[Figure contents as structured data]
== == ==

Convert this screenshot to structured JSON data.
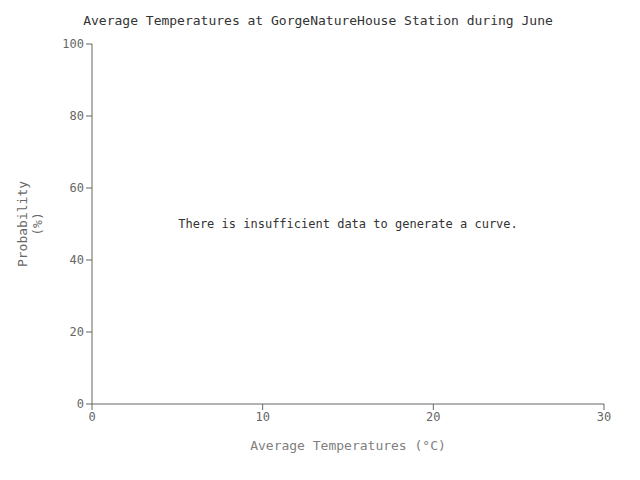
{
  "chart_data": {
    "type": "scatter",
    "title": "Average Temperatures at GorgeNatureHouse Station during June",
    "xlabel": "Average Temperatures (°C)",
    "ylabel": "Probability\n(%)",
    "annotation": "There is insufficient data to generate a curve.",
    "x": [],
    "values": [],
    "xlim": [
      0,
      30
    ],
    "ylim": [
      0,
      100
    ],
    "xticks": [
      0,
      10,
      20,
      30
    ],
    "yticks": [
      0,
      20,
      40,
      60,
      80,
      100
    ],
    "grid": false
  }
}
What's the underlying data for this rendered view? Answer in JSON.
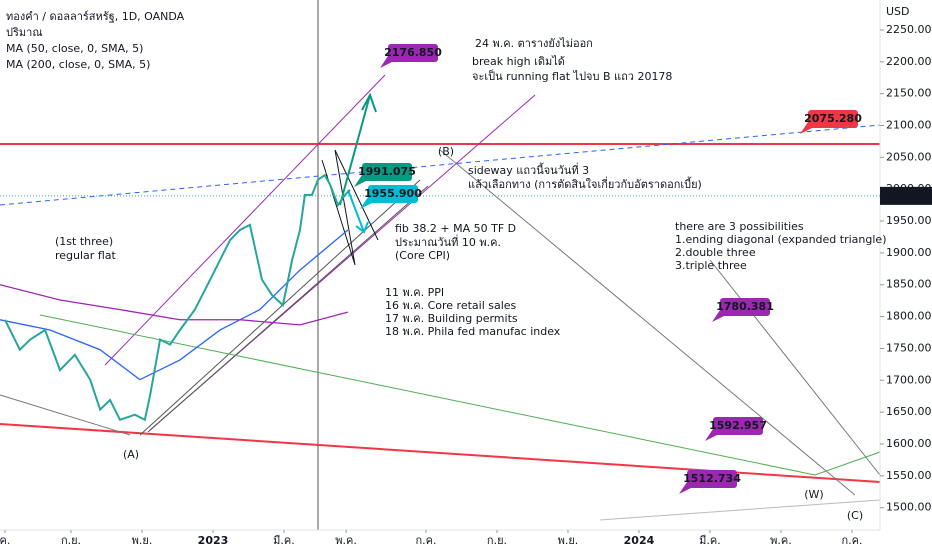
{
  "chart_data": {
    "type": "line",
    "title": "ทองคำ / ดอลลาร์สหรัฐ, 1D, OANDA",
    "volume_label": "ปริมาณ",
    "y_axis_label": "USD",
    "last_price": 1989.535,
    "xlim": [
      -1,
      23.79
    ],
    "xticks": [
      {
        "value": -0.86,
        "label": "ค."
      },
      {
        "value": 1,
        "label": "ก.ย."
      },
      {
        "value": 3,
        "label": "พ.ย."
      },
      {
        "value": 5,
        "label": "2023"
      },
      {
        "value": 7,
        "label": "มี.ค."
      },
      {
        "value": 8.75,
        "label": "พ.ค."
      },
      {
        "value": 11,
        "label": "ก.ค."
      },
      {
        "value": 13,
        "label": "ก.ย."
      },
      {
        "value": 15,
        "label": "พ.ย."
      },
      {
        "value": 17,
        "label": "2024"
      },
      {
        "value": 19,
        "label": "มี.ค."
      },
      {
        "value": 21,
        "label": "พ.ค."
      },
      {
        "value": 23,
        "label": "ก.ค."
      }
    ],
    "ylim": [
      1465,
      2297
    ],
    "yticks": [
      {
        "value": 1500,
        "label": "1500.000"
      },
      {
        "value": 1550,
        "label": "1550.000"
      },
      {
        "value": 1600,
        "label": "1600.000"
      },
      {
        "value": 1650,
        "label": "1650.000"
      },
      {
        "value": 1700,
        "label": "1700.000"
      },
      {
        "value": 1750,
        "label": "1750.000"
      },
      {
        "value": 1800,
        "label": "1800.000"
      },
      {
        "value": 1850,
        "label": "1850.000"
      },
      {
        "value": 1900,
        "label": "1900.000"
      },
      {
        "value": 1950,
        "label": "1950.000"
      },
      {
        "value": 2000,
        "label": "2000.000"
      },
      {
        "value": 2050,
        "label": "2050.000"
      },
      {
        "value": 2100,
        "label": "2100.000"
      },
      {
        "value": 2150,
        "label": "2150.000"
      },
      {
        "value": 2200,
        "label": "2200.000"
      },
      {
        "value": 2250,
        "label": "2250.000"
      }
    ],
    "series": [
      {
        "name": "MA (50, close, 0, SMA, 5)",
        "color": "#2962ff",
        "x": [
          -1,
          0.41,
          1.82,
          2.94,
          4.07,
          5.2,
          6.32,
          7.45,
          8.8
        ],
        "values": [
          1795,
          1779,
          1748,
          1701,
          1732,
          1779,
          1811,
          1873,
          1936
        ]
      },
      {
        "name": "MA (200, close, 0, SMA, 5)",
        "color": "#9c27b0",
        "x": [
          -1,
          0.69,
          2.38,
          4.07,
          5.76,
          7.45,
          8.8
        ],
        "values": [
          1850,
          1826,
          1811,
          1795,
          1795,
          1787,
          1807
        ]
      },
      {
        "color": "#26a69a",
        "x": [
          -0.86,
          -0.44,
          -0.15,
          0.27,
          0.69,
          1.11,
          1.54,
          1.82,
          2.1,
          2.38,
          2.8,
          3.08,
          3.23,
          3.51,
          3.79,
          4.07,
          4.49,
          4.92,
          5.2,
          5.48,
          5.76,
          6.04,
          6.38,
          6.66,
          6.97,
          7.23,
          7.45,
          7.59,
          7.79,
          7.96,
          8.15,
          8.3,
          8.52,
          8.72,
          8.86
        ],
        "values": [
          1795,
          1748,
          1764,
          1779,
          1716,
          1740,
          1701,
          1654,
          1669,
          1638,
          1646,
          1638,
          1677,
          1764,
          1756,
          1779,
          1811,
          1858,
          1889,
          1920,
          1936,
          1944,
          1858,
          1834,
          1818,
          1889,
          1936,
          1991,
          1991,
          2015,
          2022,
          2007,
          1975,
          1991,
          1999
        ]
      }
    ],
    "price_tags": [
      {
        "text": "2176.850",
        "color": "#9c27b0"
      },
      {
        "text": "2075.280",
        "color": "#f23645"
      },
      {
        "text": "1991.075",
        "color": "#089981"
      },
      {
        "text": "1955.900",
        "color": "#00bcd4"
      },
      {
        "text": "1780.381",
        "color": "#9c27b0"
      },
      {
        "text": "1592.957",
        "color": "#9c27b0"
      },
      {
        "text": "1512.734",
        "color": "#9c27b0"
      }
    ],
    "wave_labels": [
      "(A)",
      "(B)",
      "(W)",
      "(C)"
    ],
    "notes": [
      "24 พ.ค. ตารางยังไม่ออก",
      "break high เดิมได้",
      "จะเป็น running flat ไปจบ B แถว 20178",
      "sideway แถวนี้จนวันที่ 3",
      "แล้วเลือกทาง (การตัดสินใจเกี่ยวกับอัตราดอกเบี้ย)",
      "fib 38.2 + MA 50 TF D",
      "ประมาณวันที่ 10 พ.ค.",
      "(Core CPI)",
      "(1st three)",
      "regular flat",
      "11 พ.ค. PPI",
      "16 พ.ค. Core retail sales",
      "17 พ.ค. Building permits",
      "18 พ.ค. Phila fed manufac index",
      "there are 3 possibilities",
      "1.ending diagonal (expanded triangle)",
      "2.double three",
      "3.triple three"
    ]
  }
}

== == ==

EXERCISE BRIEF
Pick out the lines containing the word "three" and show them.

THE OUTPUT
      "(1st three)",
      "2.double three",
      "3.triple three"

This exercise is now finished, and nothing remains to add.